■ **Supplied material**:
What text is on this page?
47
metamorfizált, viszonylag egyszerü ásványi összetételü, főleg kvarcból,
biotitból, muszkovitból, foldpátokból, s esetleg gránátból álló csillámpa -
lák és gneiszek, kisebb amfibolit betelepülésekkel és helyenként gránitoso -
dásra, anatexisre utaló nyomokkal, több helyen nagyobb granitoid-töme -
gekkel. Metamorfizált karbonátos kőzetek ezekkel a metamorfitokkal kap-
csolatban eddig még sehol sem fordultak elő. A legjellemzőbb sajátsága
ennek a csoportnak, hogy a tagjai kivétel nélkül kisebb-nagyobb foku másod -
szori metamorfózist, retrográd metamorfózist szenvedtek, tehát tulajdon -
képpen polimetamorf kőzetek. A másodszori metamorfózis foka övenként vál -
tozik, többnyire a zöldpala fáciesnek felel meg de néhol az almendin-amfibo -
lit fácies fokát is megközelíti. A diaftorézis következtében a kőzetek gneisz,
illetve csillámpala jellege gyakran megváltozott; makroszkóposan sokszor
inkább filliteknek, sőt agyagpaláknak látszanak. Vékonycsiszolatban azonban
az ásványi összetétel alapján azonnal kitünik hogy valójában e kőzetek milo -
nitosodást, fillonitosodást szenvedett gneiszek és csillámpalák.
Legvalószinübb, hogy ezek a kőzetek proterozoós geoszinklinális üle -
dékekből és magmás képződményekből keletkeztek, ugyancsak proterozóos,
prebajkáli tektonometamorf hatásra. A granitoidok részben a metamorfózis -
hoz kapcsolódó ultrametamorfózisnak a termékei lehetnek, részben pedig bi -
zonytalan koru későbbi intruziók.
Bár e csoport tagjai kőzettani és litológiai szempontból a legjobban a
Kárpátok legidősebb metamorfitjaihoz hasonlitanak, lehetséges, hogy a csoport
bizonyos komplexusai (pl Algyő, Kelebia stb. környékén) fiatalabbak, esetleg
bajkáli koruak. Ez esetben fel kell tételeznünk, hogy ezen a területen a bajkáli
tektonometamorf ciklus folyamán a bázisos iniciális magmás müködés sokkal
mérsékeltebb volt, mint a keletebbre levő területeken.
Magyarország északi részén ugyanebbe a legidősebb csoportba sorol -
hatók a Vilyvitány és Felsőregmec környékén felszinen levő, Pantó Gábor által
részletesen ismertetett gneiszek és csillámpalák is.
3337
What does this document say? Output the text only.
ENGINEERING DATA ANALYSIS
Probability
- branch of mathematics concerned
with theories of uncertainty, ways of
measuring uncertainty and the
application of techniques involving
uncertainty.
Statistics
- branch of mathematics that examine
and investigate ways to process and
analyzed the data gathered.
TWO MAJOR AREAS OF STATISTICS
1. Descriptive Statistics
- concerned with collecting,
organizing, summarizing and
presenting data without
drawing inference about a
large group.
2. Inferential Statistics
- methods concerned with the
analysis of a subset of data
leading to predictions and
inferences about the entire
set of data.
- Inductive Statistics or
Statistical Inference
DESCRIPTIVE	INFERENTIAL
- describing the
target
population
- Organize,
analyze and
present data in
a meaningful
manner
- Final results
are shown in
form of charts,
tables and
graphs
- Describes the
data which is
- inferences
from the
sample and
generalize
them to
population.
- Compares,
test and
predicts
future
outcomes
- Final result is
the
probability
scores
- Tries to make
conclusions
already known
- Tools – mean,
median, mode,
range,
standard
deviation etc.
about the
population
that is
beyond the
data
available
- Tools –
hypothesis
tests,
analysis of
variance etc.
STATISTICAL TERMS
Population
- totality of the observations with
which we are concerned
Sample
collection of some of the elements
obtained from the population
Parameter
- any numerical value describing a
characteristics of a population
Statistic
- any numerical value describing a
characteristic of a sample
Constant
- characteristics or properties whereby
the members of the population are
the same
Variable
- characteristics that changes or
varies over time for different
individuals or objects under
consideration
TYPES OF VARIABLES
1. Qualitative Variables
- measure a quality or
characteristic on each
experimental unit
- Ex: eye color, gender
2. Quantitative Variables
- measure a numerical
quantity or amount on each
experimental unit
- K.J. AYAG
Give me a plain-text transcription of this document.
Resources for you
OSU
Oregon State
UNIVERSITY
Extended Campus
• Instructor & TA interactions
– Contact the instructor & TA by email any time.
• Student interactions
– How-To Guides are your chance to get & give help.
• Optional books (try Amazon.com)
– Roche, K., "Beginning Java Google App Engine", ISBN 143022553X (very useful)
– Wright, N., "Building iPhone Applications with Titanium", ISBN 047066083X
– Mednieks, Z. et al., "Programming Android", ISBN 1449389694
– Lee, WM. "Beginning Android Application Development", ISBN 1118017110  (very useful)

■ **The exercise**: Determine how many lines of the listing above hold the word "gneiszek". Report that number without anything else.

■ **Answer to the exercise**: 3